Stored entries:
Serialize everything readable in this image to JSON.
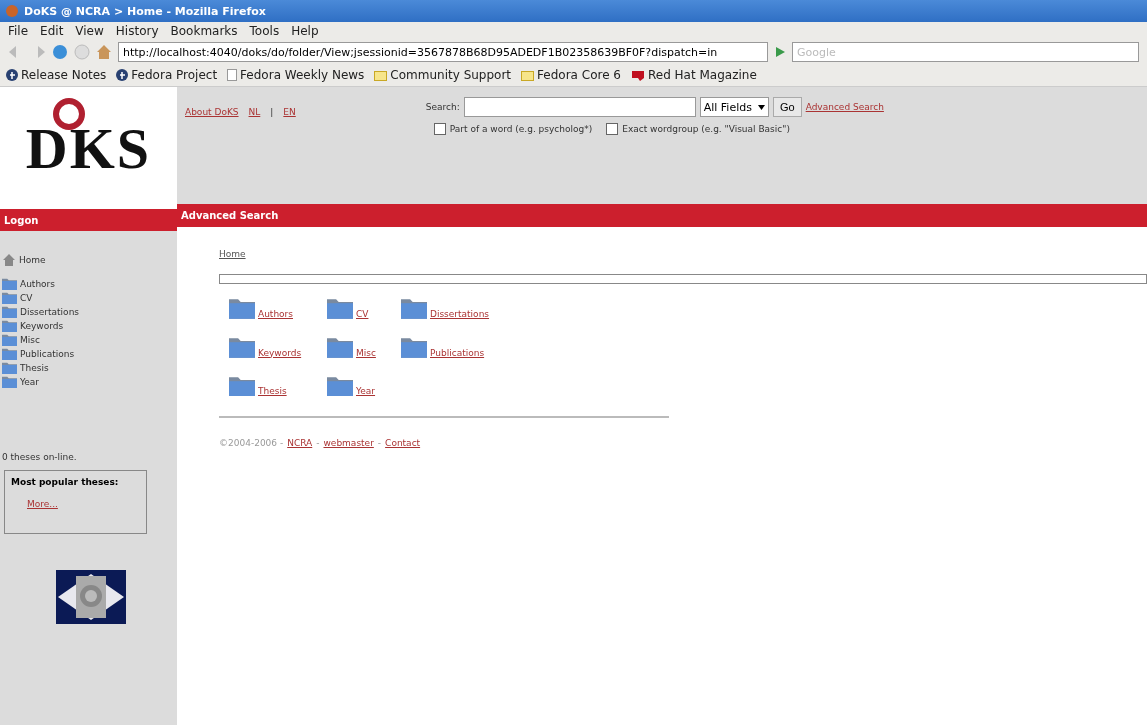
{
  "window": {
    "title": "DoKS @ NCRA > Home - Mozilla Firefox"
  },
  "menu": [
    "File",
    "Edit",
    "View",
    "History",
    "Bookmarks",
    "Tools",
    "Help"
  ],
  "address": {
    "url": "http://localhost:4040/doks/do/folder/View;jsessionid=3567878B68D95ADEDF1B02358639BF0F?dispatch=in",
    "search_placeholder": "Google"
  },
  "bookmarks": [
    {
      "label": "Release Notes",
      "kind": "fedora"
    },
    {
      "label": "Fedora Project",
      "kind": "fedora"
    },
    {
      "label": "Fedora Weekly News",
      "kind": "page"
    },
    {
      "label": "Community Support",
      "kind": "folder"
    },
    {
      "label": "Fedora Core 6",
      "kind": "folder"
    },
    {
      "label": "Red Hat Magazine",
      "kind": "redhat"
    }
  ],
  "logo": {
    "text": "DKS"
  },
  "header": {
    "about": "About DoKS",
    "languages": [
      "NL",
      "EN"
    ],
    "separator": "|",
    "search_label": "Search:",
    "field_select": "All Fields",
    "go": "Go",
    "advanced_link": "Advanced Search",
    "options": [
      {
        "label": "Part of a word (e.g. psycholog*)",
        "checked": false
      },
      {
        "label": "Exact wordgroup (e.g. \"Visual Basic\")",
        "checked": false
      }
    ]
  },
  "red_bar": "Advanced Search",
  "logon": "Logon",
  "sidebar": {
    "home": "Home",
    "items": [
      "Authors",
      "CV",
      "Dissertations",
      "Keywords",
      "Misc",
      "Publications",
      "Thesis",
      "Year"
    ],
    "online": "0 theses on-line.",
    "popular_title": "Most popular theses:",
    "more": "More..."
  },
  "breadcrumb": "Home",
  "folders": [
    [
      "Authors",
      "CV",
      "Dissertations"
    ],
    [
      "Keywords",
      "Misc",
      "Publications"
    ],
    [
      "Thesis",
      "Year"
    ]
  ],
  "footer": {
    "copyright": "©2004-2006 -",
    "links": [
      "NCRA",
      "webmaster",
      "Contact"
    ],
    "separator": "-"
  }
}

EXERCISE GOAL: Scan the listing above and identify each line holding the string "Home"; copy every such line.

RESULT FOR THIS EXERCISE:
    "title": "DoKS @ NCRA > Home - Mozilla Firefox"
    "home": "Home",
  "breadcrumb": "Home",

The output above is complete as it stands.